▸ Exercise aim:
Copy all of the data below line for line, leaving out the pictures.

▸ Dataset records:
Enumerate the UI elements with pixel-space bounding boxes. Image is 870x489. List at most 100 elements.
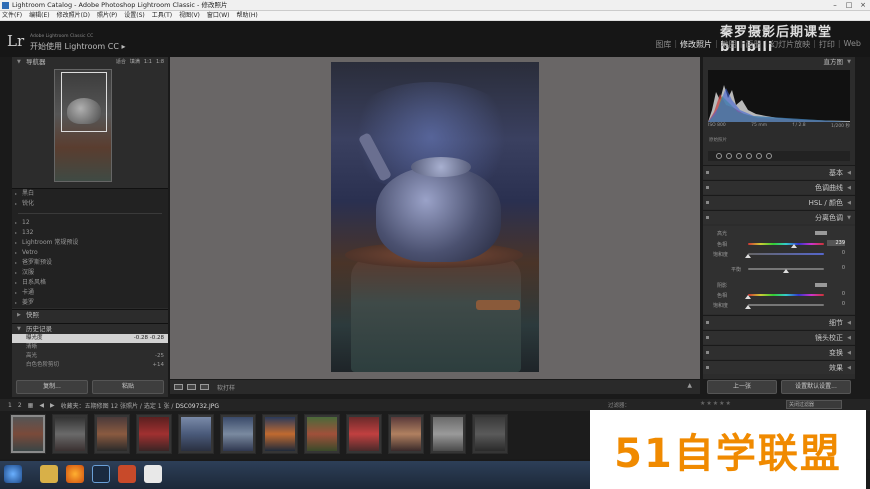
menu-tools[interactable]: 工具(T) bbox=[152, 11, 172, 20]
menu-window[interactable]: 窗口(W) bbox=[207, 11, 230, 20]
identity-title[interactable]: 开始使用 Lightroom CC ▸ bbox=[30, 41, 125, 52]
copy-button[interactable]: 复制... bbox=[16, 380, 88, 394]
paste-button[interactable]: 粘贴 bbox=[92, 380, 164, 394]
filmstrip-thumb[interactable] bbox=[304, 414, 340, 454]
panel-toggle-icon[interactable] bbox=[706, 366, 709, 369]
shadow-hue-slider-knob[interactable] bbox=[745, 295, 751, 299]
page-1-button[interactable]: 1 bbox=[8, 402, 12, 409]
shadow-color-swatch[interactable] bbox=[815, 283, 827, 287]
close-button[interactable]: × bbox=[856, 0, 870, 11]
shadow-saturation-slider-knob[interactable] bbox=[745, 305, 751, 309]
set-default-button[interactable]: 设置默认设置... bbox=[781, 380, 851, 394]
history-step[interactable]: 白色色阶剪切 +14 bbox=[12, 361, 168, 370]
panel-toggle-icon[interactable] bbox=[706, 336, 709, 339]
preset-folder[interactable]: 锐化 bbox=[12, 199, 168, 209]
preset-folder[interactable]: 12 bbox=[12, 218, 168, 228]
softproof-checkbox[interactable]: 软打样 bbox=[217, 383, 235, 392]
preset-folder[interactable]: Lightroom 常规预设 bbox=[12, 238, 168, 248]
module-slideshow[interactable]: 幻灯片放映 bbox=[767, 39, 813, 50]
app-taskbar-icon[interactable] bbox=[144, 465, 162, 483]
filmstrip-thumb[interactable] bbox=[220, 414, 256, 454]
navigator-header[interactable]: ▼ 导航器 适合 填满 1:1 1:8 bbox=[12, 57, 168, 67]
red-eye-icon[interactable] bbox=[736, 153, 742, 159]
preset-folder[interactable]: 132 bbox=[12, 228, 168, 238]
loupe-view-icon[interactable] bbox=[174, 384, 183, 390]
powerpoint-icon[interactable] bbox=[118, 465, 136, 483]
filmstrip-thumb[interactable] bbox=[136, 414, 172, 454]
filmstrip-thumb[interactable] bbox=[430, 414, 466, 454]
filter-select[interactable]: 关闭过滤器 bbox=[786, 400, 842, 409]
filmstrip-thumb[interactable] bbox=[178, 414, 214, 454]
filmstrip-thumb[interactable] bbox=[52, 414, 88, 454]
maximize-button[interactable]: □ bbox=[842, 0, 856, 11]
saturation-slider-track[interactable] bbox=[748, 253, 824, 255]
panel-toggle-icon[interactable] bbox=[706, 186, 709, 189]
filmstrip-source[interactable]: 收藏夹：五期修图 12 张照片 / 选定 1 张 / DSC09732.JPG bbox=[61, 401, 219, 410]
menu-view[interactable]: 视图(V) bbox=[179, 11, 200, 20]
filmstrip-thumb[interactable] bbox=[262, 414, 298, 454]
zoom-fit[interactable]: 适合 bbox=[116, 57, 126, 67]
back-arrow-icon[interactable]: ◀ bbox=[39, 402, 44, 409]
grid-icon[interactable]: ▦ bbox=[28, 402, 34, 409]
forward-arrow-icon[interactable]: ▶ bbox=[50, 402, 55, 409]
snapshots-header[interactable]: ▶ 快照 bbox=[12, 309, 168, 321]
module-library[interactable]: 图库 bbox=[652, 39, 674, 50]
preset-folder[interactable]: 汉服 bbox=[12, 268, 168, 278]
history-step[interactable]: 高光 -25 bbox=[12, 352, 168, 361]
filmstrip-thumb[interactable] bbox=[388, 414, 424, 454]
crop-tool-icon[interactable] bbox=[716, 153, 722, 159]
balance-slider-knob[interactable] bbox=[783, 269, 789, 273]
zoom-1-8[interactable]: 1:8 bbox=[156, 57, 164, 67]
original-photo-checkbox[interactable]: 原始照片 bbox=[709, 137, 727, 143]
graduated-filter-icon[interactable] bbox=[746, 153, 752, 159]
previous-button[interactable]: 上一张 bbox=[707, 380, 777, 394]
section-hsl[interactable]: HSL / 颜色 ◀ bbox=[703, 195, 855, 209]
page-2-button[interactable]: 2 bbox=[18, 402, 22, 409]
preset-folder[interactable]: 姜罗 bbox=[12, 298, 168, 308]
zoom-fill[interactable]: 填满 bbox=[130, 57, 140, 67]
before-after-split-icon[interactable] bbox=[200, 384, 209, 390]
menu-develop[interactable]: 修改照片(D) bbox=[57, 11, 90, 20]
file-explorer-icon[interactable] bbox=[40, 465, 58, 483]
toolbar-menu-icon[interactable]: ▲ bbox=[687, 382, 692, 389]
section-transform[interactable]: 变换 ◀ bbox=[703, 345, 855, 359]
before-after-icon[interactable] bbox=[187, 384, 196, 390]
preset-folder[interactable]: 爸罗斯预设 bbox=[12, 258, 168, 268]
shadow-hue-value[interactable]: 0 bbox=[827, 291, 845, 297]
panel-toggle-icon[interactable] bbox=[706, 216, 709, 219]
hue-slider-knob[interactable] bbox=[791, 244, 797, 248]
zoom-1-1[interactable]: 1:1 bbox=[144, 57, 152, 67]
filmstrip-thumb[interactable] bbox=[10, 414, 46, 454]
balance-value[interactable]: 0 bbox=[827, 265, 845, 271]
hue-value[interactable]: 239 bbox=[827, 240, 845, 246]
menu-edit[interactable]: 编辑(E) bbox=[29, 11, 49, 20]
histogram-header[interactable]: 直方图 ▼ bbox=[703, 57, 855, 67]
firefox-icon[interactable] bbox=[66, 465, 84, 483]
history-step[interactable]: 曝光度 -0.28 -0.28 bbox=[12, 334, 168, 343]
saturation-value[interactable]: 0 bbox=[827, 250, 845, 256]
adjustment-brush-icon[interactable] bbox=[766, 153, 772, 159]
preset-folder[interactable]: Vetro bbox=[12, 248, 168, 258]
section-tone-curve[interactable]: 色调曲线 ◀ bbox=[703, 180, 855, 194]
main-photo[interactable] bbox=[331, 62, 539, 372]
shadow-saturation-value[interactable]: 0 bbox=[827, 301, 845, 307]
saturation-slider-knob[interactable] bbox=[745, 254, 751, 258]
preset-folder[interactable]: 卡通 bbox=[12, 288, 168, 298]
spot-removal-icon[interactable] bbox=[726, 153, 732, 159]
section-basic[interactable]: 基本 ◀ bbox=[703, 165, 855, 179]
module-develop[interactable]: 修改照片 bbox=[677, 39, 715, 50]
menu-photo[interactable]: 照片(P) bbox=[97, 11, 117, 20]
menu-file[interactable]: 文件(F) bbox=[2, 11, 22, 20]
history-header[interactable]: ▼ 历史记录 bbox=[12, 324, 168, 334]
rating-filter[interactable]: ★★★★★ bbox=[700, 400, 732, 407]
menu-settings[interactable]: 设置(S) bbox=[124, 11, 145, 20]
navigator-frame[interactable] bbox=[61, 72, 107, 132]
module-print[interactable]: 打印 bbox=[816, 39, 838, 50]
preset-folder[interactable]: 黑白 bbox=[12, 189, 168, 199]
panel-toggle-icon[interactable] bbox=[706, 351, 709, 354]
radial-filter-icon[interactable] bbox=[756, 153, 762, 159]
hue-slider-track[interactable] bbox=[748, 243, 824, 245]
section-split-toning[interactable]: 分离色调 ▼ bbox=[703, 210, 855, 224]
menu-help[interactable]: 帮助(H) bbox=[237, 11, 258, 20]
panel-toggle-icon[interactable] bbox=[706, 201, 709, 204]
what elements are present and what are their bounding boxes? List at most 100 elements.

▸ Written solution:
Enumerate the UI elements with pixel-space bounding boxes. Image is 870x489. List at most 100 elements.
menu-tools[interactable]: 工具(T) bbox=[152, 11, 172, 20]
menu-window[interactable]: 窗口(W) bbox=[207, 11, 230, 20]
identity-title[interactable]: 开始使用 Lightroom CC ▸ bbox=[30, 41, 125, 52]
copy-button[interactable]: 复制... bbox=[16, 380, 88, 394]
paste-button[interactable]: 粘贴 bbox=[92, 380, 164, 394]
filmstrip-thumb[interactable] bbox=[304, 414, 340, 454]
panel-toggle-icon[interactable] bbox=[706, 366, 709, 369]
shadow-hue-slider-knob[interactable] bbox=[745, 295, 751, 299]
page-1-button[interactable]: 1 bbox=[8, 402, 12, 409]
shadow-color-swatch[interactable] bbox=[815, 283, 827, 287]
close-button[interactable]: × bbox=[856, 0, 870, 11]
shadow-saturation-slider-knob[interactable] bbox=[745, 305, 751, 309]
set-default-button[interactable]: 设置默认设置... bbox=[781, 380, 851, 394]
history-step[interactable]: 白色色阶剪切 +14 bbox=[12, 361, 168, 370]
panel-toggle-icon[interactable] bbox=[706, 336, 709, 339]
preset-folder[interactable]: 锐化 bbox=[12, 199, 168, 209]
preset-folder[interactable]: 12 bbox=[12, 218, 168, 228]
softproof-checkbox[interactable]: 软打样 bbox=[217, 383, 235, 392]
preset-folder[interactable]: Lightroom 常规预设 bbox=[12, 238, 168, 248]
module-slideshow[interactable]: 幻灯片放映 bbox=[767, 39, 813, 50]
app-taskbar-icon[interactable] bbox=[144, 465, 162, 483]
filmstrip-thumb[interactable] bbox=[220, 414, 256, 454]
navigator-header[interactable]: ▼ 导航器 适合 填满 1:1 1:8 bbox=[12, 57, 168, 67]
red-eye-icon[interactable] bbox=[736, 153, 742, 159]
preset-folder[interactable]: 132 bbox=[12, 228, 168, 238]
loupe-view-icon[interactable] bbox=[174, 384, 183, 390]
powerpoint-icon[interactable] bbox=[118, 465, 136, 483]
filmstrip-thumb[interactable] bbox=[136, 414, 172, 454]
filmstrip-thumb[interactable] bbox=[430, 414, 466, 454]
filter-select[interactable]: 关闭过滤器 bbox=[786, 400, 842, 409]
filmstrip-thumb[interactable] bbox=[178, 414, 214, 454]
filmstrip-thumb[interactable] bbox=[52, 414, 88, 454]
maximize-button[interactable]: □ bbox=[842, 0, 856, 11]
saturation-slider-track[interactable] bbox=[748, 253, 824, 255]
panel-toggle-icon[interactable] bbox=[706, 186, 709, 189]
filmstrip-source[interactable]: 收藏夹：五期修图 12 张照片 / 选定 1 张 / DSC09732.JPG bbox=[61, 401, 219, 410]
menu-view[interactable]: 视图(V) bbox=[179, 11, 200, 20]
filmstrip-thumb[interactable] bbox=[262, 414, 298, 454]
zoom-fit[interactable]: 适合 bbox=[116, 57, 126, 67]
back-arrow-icon[interactable]: ◀ bbox=[39, 402, 44, 409]
grid-icon[interactable]: ▦ bbox=[28, 402, 34, 409]
forward-arrow-icon[interactable]: ▶ bbox=[50, 402, 55, 409]
snapshots-header[interactable]: ▶ 快照 bbox=[12, 309, 168, 321]
module-library[interactable]: 图库 bbox=[652, 39, 674, 50]
preset-folder[interactable]: 汉服 bbox=[12, 268, 168, 278]
history-step[interactable]: 高光 -25 bbox=[12, 352, 168, 361]
filmstrip-thumb[interactable] bbox=[388, 414, 424, 454]
crop-tool-icon[interactable] bbox=[716, 153, 722, 159]
balance-slider-knob[interactable] bbox=[783, 269, 789, 273]
zoom-1-8[interactable]: 1:8 bbox=[156, 57, 164, 67]
original-photo-checkbox[interactable]: 原始照片 bbox=[709, 137, 727, 143]
graduated-filter-icon[interactable] bbox=[746, 153, 752, 159]
previous-button[interactable]: 上一张 bbox=[707, 380, 777, 394]
section-hsl[interactable]: HSL / 颜色 ◀ bbox=[703, 195, 855, 209]
page-2-button[interactable]: 2 bbox=[18, 402, 22, 409]
preset-folder[interactable]: 姜罗 bbox=[12, 298, 168, 308]
zoom-fill[interactable]: 填满 bbox=[130, 57, 140, 67]
before-after-split-icon[interactable] bbox=[200, 384, 209, 390]
menu-develop[interactable]: 修改照片(D) bbox=[57, 11, 90, 20]
file-explorer-icon[interactable] bbox=[40, 465, 58, 483]
toolbar-menu-icon[interactable]: ▲ bbox=[687, 382, 692, 389]
section-transform[interactable]: 变换 ◀ bbox=[703, 345, 855, 359]
before-after-icon[interactable] bbox=[187, 384, 196, 390]
preset-folder[interactable]: 爸罗斯预设 bbox=[12, 258, 168, 268]
shadow-hue-value[interactable]: 0 bbox=[827, 291, 845, 297]
panel-toggle-icon[interactable] bbox=[706, 216, 709, 219]
hue-slider-knob[interactable] bbox=[791, 244, 797, 248]
zoom-1-1[interactable]: 1:1 bbox=[144, 57, 152, 67]
filmstrip-thumb[interactable] bbox=[10, 414, 46, 454]
balance-value[interactable]: 0 bbox=[827, 265, 845, 271]
hue-value[interactable]: 239 bbox=[827, 240, 845, 246]
menu-edit[interactable]: 编辑(E) bbox=[29, 11, 49, 20]
histogram-header[interactable]: 直方图 ▼ bbox=[703, 57, 855, 67]
firefox-icon[interactable] bbox=[66, 465, 84, 483]
history-step[interactable]: 曝光度 -0.28 -0.28 bbox=[12, 334, 168, 343]
saturation-value[interactable]: 0 bbox=[827, 250, 845, 256]
adjustment-brush-icon[interactable] bbox=[766, 153, 772, 159]
preset-folder[interactable]: Vetro bbox=[12, 248, 168, 258]
section-tone-curve[interactable]: 色调曲线 ◀ bbox=[703, 180, 855, 194]
main-photo[interactable] bbox=[331, 62, 539, 372]
shadow-saturation-value[interactable]: 0 bbox=[827, 301, 845, 307]
saturation-slider-knob[interactable] bbox=[745, 254, 751, 258]
preset-folder[interactable]: 卡通 bbox=[12, 288, 168, 298]
spot-removal-icon[interactable] bbox=[726, 153, 732, 159]
section-basic[interactable]: 基本 ◀ bbox=[703, 165, 855, 179]
module-develop[interactable]: 修改照片 bbox=[677, 39, 715, 50]
menu-photo[interactable]: 照片(P) bbox=[97, 11, 117, 20]
menu-file[interactable]: 文件(F) bbox=[2, 11, 22, 20]
history-header[interactable]: ▼ 历史记录 bbox=[12, 324, 168, 334]
rating-filter[interactable]: ★★★★★ bbox=[700, 400, 732, 407]
menu-settings[interactable]: 设置(S) bbox=[124, 11, 145, 20]
navigator-frame[interactable] bbox=[61, 72, 107, 132]
module-print[interactable]: 打印 bbox=[816, 39, 838, 50]
preset-folder[interactable]: 黑白 bbox=[12, 189, 168, 199]
panel-toggle-icon[interactable] bbox=[706, 351, 709, 354]
radial-filter-icon[interactable] bbox=[756, 153, 762, 159]
hue-slider-track[interactable] bbox=[748, 243, 824, 245]
section-split-toning[interactable]: 分离色调 ▼ bbox=[703, 210, 855, 224]
menu-help[interactable]: 帮助(H) bbox=[237, 11, 258, 20]
panel-toggle-icon[interactable] bbox=[706, 201, 709, 204]
what elements are present and what are their bounding boxes? List at most 100 elements.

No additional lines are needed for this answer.